● **Set problem**: Using the records below, report how many lines hold "Alle", with no extra text.

● **Task input**:
>> BEGIN
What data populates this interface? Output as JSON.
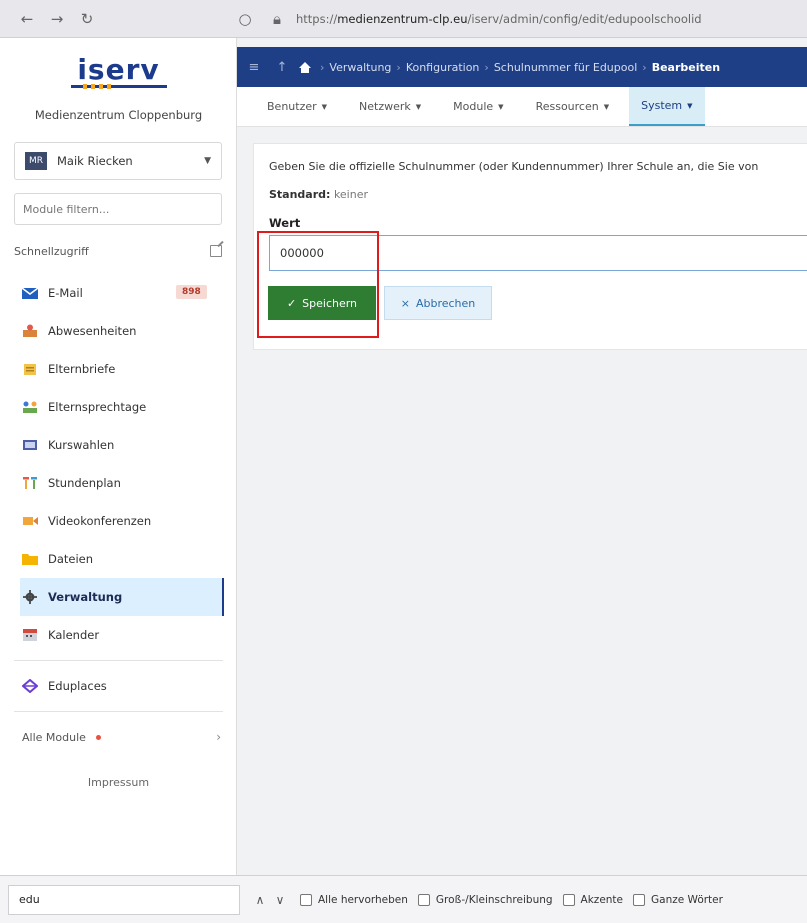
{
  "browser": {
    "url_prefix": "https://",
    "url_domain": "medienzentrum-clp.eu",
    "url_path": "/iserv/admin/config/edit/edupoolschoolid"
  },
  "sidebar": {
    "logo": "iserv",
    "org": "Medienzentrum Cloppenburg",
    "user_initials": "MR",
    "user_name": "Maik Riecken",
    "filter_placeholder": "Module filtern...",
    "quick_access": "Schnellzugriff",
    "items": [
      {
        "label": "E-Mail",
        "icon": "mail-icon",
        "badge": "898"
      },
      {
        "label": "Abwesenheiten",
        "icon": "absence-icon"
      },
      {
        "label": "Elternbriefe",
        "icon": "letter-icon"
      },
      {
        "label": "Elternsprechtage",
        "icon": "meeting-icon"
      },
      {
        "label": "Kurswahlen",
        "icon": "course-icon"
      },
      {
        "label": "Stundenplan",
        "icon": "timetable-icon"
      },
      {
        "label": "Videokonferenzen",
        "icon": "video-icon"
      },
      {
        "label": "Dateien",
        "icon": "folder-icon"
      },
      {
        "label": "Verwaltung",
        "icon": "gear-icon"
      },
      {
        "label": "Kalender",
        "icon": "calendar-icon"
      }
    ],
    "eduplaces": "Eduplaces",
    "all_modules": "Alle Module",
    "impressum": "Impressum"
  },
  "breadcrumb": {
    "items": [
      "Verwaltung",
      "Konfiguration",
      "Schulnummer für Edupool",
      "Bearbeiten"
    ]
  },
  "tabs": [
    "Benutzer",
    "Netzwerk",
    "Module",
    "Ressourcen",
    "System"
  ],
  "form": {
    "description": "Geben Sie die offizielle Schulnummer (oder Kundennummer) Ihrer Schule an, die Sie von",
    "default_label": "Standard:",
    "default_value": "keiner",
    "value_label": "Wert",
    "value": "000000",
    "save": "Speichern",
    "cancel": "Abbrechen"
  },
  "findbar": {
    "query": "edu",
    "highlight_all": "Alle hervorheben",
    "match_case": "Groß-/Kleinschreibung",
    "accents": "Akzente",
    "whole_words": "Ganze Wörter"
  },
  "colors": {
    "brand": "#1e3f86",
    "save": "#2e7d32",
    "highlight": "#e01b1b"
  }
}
>> END
● **Response to this task**: 2